- [JOB] Copy every one of the records below word for word, line by line, without changing anything.

** start EXERCISE INPUTS **

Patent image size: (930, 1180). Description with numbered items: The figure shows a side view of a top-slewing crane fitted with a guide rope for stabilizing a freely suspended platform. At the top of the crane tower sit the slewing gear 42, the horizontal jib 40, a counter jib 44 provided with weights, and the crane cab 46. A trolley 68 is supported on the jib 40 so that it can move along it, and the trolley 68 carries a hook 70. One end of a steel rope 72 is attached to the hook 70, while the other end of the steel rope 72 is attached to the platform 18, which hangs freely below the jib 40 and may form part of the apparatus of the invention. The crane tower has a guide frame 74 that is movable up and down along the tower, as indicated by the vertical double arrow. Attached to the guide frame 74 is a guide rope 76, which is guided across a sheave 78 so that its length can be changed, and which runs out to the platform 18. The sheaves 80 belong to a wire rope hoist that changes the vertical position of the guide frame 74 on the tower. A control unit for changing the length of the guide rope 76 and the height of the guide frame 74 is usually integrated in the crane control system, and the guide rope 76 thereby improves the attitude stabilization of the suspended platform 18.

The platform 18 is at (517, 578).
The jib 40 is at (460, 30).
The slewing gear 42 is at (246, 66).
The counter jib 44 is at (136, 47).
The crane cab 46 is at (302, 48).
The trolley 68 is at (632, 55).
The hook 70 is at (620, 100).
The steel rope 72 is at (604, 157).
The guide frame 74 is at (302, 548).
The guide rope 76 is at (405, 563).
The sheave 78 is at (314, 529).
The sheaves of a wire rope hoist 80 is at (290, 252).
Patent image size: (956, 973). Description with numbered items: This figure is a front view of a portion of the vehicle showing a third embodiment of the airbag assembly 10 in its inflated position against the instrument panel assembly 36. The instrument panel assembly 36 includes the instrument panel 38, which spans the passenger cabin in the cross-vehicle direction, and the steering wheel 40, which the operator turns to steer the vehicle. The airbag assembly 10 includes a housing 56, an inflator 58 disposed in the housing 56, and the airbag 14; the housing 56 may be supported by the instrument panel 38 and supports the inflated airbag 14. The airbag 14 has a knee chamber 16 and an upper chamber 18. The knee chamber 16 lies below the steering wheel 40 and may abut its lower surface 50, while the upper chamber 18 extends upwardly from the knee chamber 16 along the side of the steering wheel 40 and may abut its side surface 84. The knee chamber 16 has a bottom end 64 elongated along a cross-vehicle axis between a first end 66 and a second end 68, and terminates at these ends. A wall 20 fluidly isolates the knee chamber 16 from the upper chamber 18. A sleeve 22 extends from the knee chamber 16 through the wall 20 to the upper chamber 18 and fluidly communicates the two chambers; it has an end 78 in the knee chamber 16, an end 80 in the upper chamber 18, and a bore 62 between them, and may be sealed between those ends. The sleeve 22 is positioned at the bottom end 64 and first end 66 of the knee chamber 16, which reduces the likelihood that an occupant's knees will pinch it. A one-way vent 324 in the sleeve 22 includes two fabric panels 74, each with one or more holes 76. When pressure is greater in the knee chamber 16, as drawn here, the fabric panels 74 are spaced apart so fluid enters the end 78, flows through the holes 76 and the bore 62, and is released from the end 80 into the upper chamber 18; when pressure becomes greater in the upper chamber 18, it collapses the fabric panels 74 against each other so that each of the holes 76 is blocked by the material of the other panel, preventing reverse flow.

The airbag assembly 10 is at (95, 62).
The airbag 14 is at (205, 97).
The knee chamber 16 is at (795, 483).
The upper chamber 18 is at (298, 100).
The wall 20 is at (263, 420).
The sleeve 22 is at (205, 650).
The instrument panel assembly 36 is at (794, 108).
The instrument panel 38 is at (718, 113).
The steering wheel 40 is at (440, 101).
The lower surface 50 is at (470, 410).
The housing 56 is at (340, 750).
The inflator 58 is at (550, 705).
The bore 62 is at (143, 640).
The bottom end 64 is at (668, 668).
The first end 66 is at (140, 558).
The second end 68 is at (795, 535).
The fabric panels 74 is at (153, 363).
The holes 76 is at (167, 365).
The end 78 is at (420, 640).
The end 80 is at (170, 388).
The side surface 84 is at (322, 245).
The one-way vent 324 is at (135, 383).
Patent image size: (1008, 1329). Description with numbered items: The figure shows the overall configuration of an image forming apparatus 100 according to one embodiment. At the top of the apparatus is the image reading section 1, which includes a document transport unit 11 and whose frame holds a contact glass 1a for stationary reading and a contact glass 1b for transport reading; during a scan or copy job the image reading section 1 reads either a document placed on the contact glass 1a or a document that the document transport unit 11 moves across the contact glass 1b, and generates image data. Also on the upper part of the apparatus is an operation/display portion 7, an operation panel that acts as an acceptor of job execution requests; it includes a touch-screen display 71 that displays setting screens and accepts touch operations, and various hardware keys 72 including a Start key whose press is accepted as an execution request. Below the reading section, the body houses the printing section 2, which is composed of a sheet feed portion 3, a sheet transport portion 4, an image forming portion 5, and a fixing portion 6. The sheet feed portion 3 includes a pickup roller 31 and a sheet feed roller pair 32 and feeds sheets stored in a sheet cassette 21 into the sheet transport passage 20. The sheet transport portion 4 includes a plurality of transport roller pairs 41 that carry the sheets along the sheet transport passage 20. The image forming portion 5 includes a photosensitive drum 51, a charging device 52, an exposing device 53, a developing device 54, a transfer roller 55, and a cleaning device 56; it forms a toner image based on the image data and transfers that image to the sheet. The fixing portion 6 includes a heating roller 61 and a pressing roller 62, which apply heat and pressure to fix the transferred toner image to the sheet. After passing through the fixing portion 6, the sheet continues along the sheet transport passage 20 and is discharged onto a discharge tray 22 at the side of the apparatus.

** end EXERCISE INPUTS **

- [RESPONSE TO THIS TASK]
Patent image size: (930, 1180). Description with numbered items: The figure shows a side view of a top-slewing crane fitted with a guide rope for stabilizing a freely suspended platform. At the top of the crane tower sit the slewing gear 42, the horizontal jib 40, a counter jib 44 provided with weights, and the crane cab 46. A trolley 68 is supported on the jib 40 so that it can move along it, and the trolley 68 carries a hook 70. One end of a steel rope 72 is attached to the hook 70, while the other end of the steel rope 72 is attached to the platform 18, which hangs freely below the jib 40 and may form part of the apparatus of the invention. The crane tower has a guide frame 74 that is movable up and down along the tower, as indicated by the vertical double arrow. Attached to the guide frame 74 is a guide rope 76, which is guided across a sheave 78 so that its length can be changed, and which runs out to the platform 18. The sheaves 80 belong to a wire rope hoist that changes the vertical position of the guide frame 74 on the tower. A control unit for changing the length of the guide rope 76 and the height of the guide frame 74 is usually integrated in the crane control system, and the guide rope 76 thereby improves the attitude stabilization of the suspended platform 18.

The platform 18 is at (517, 578).
The jib 40 is at (460, 30).
The slewing gear 42 is at (246, 66).
The counter jib 44 is at (136, 47).
The crane cab 46 is at (302, 48).
The trolley 68 is at (632, 55).
The hook 70 is at (620, 100).
The steel rope 72 is at (604, 157).
The guide frame 74 is at (302, 548).
The guide rope 76 is at (405, 563).
The sheave 78 is at (314, 529).
The sheaves of a wire rope hoist 80 is at (290, 252).
Patent image size: (956, 973). Description with numbered items: This figure is a front view of a portion of the vehicle showing a third embodiment of the airbag assembly 10 in its inflated position against the instrument panel assembly 36. The instrument panel assembly 36 includes the instrument panel 38, which spans the passenger cabin in the cross-vehicle direction, and the steering wheel 40, which the operator turns to steer the vehicle. The airbag assembly 10 includes a housing 56, an inflator 58 disposed in the housing 56, and the airbag 14; the housing 56 may be supported by the instrument panel 38 and supports the inflated airbag 14. The airbag 14 has a knee chamber 16 and an upper chamber 18. The knee chamber 16 lies below the steering wheel 40 and may abut its lower surface 50, while the upper chamber 18 extends upwardly from the knee chamber 16 along the side of the steering wheel 40 and may abut its side surface 84. The knee chamber 16 has a bottom end 64 elongated along a cross-vehicle axis between a first end 66 and a second end 68, and terminates at these ends. A wall 20 fluidly isolates the knee chamber 16 from the upper chamber 18. A sleeve 22 extends from the knee chamber 16 through the wall 20 to the upper chamber 18 and fluidly communicates the two chambers; it has an end 78 in the knee chamber 16, an end 80 in the upper chamber 18, and a bore 62 between them, and may be sealed between those ends. The sleeve 22 is positioned at the bottom end 64 and first end 66 of the knee chamber 16, which reduces the likelihood that an occupant's knees will pinch it. A one-way vent 324 in the sleeve 22 includes two fabric panels 74, each with one or more holes 76. When pressure is greater in the knee chamber 16, as drawn here, the fabric panels 74 are spaced apart so fluid enters the end 78, flows through the holes 76 and the bore 62, and is released from the end 80 into the upper chamber 18; when pressure becomes greater in the upper chamber 18, it collapses the fabric panels 74 against each other so that each of the holes 76 is blocked by the material of the other panel, preventing reverse flow.

The airbag assembly 10 is at (95, 62).
The airbag 14 is at (205, 97).
The knee chamber 16 is at (795, 483).
The upper chamber 18 is at (298, 100).
The wall 20 is at (263, 420).
The sleeve 22 is at (205, 650).
The instrument panel assembly 36 is at (794, 108).
The instrument panel 38 is at (718, 113).
The steering wheel 40 is at (440, 101).
The lower surface 50 is at (470, 410).
The housing 56 is at (340, 750).
The inflator 58 is at (550, 705).
The bore 62 is at (143, 640).
The bottom end 64 is at (668, 668).
The first end 66 is at (140, 558).
The second end 68 is at (795, 535).
The fabric panels 74 is at (153, 363).
The holes 76 is at (167, 365).
The end 78 is at (420, 640).
The end 80 is at (170, 388).
The side surface 84 is at (322, 245).
The one-way vent 324 is at (135, 383).
Patent image size: (1008, 1329). Description with numbered items: The figure shows the overall configuration of an image forming apparatus 100 according to one embodiment. At the top of the apparatus is the image reading section 1, which includes a document transport unit 11 and whose frame holds a contact glass 1a for stationary reading and a contact glass 1b for transport reading; during a scan or copy job the image reading section 1 reads either a document placed on the contact glass 1a or a document that the document transport unit 11 moves across the contact glass 1b, and generates image data. Also on the upper part of the apparatus is an operation/display portion 7, an operation panel that acts as an acceptor of job execution requests; it includes a touch-screen display 71 that displays setting screens and accepts touch operations, and various hardware keys 72 including a Start key whose press is accepted as an execution request. Below the reading section, the body houses the printing section 2, which is composed of a sheet feed portion 3, a sheet transport portion 4, an image forming portion 5, and a fixing portion 6. The sheet feed portion 3 includes a pickup roller 31 and a sheet feed roller pair 32 and feeds sheets stored in a sheet cassette 21 into the sheet transport passage 20. The sheet transport portion 4 includes a plurality of transport roller pairs 41 that carry the sheets along the sheet transport passage 20. The image forming portion 5 includes a photosensitive drum 51, a charging device 52, an exposing device 53, a developing device 54, a transfer roller 55, and a cleaning device 56; it forms a toner image based on the image data and transfers that image to the sheet. The fixing portion 6 includes a heating roller 61 and a pressing roller 62, which apply heat and pressure to fix the transferred toner image to the sheet. After passing through the fixing portion 6, the sheet continues along the sheet transport passage 20 and is discharged onto a discharge tray 22 at the side of the apparatus.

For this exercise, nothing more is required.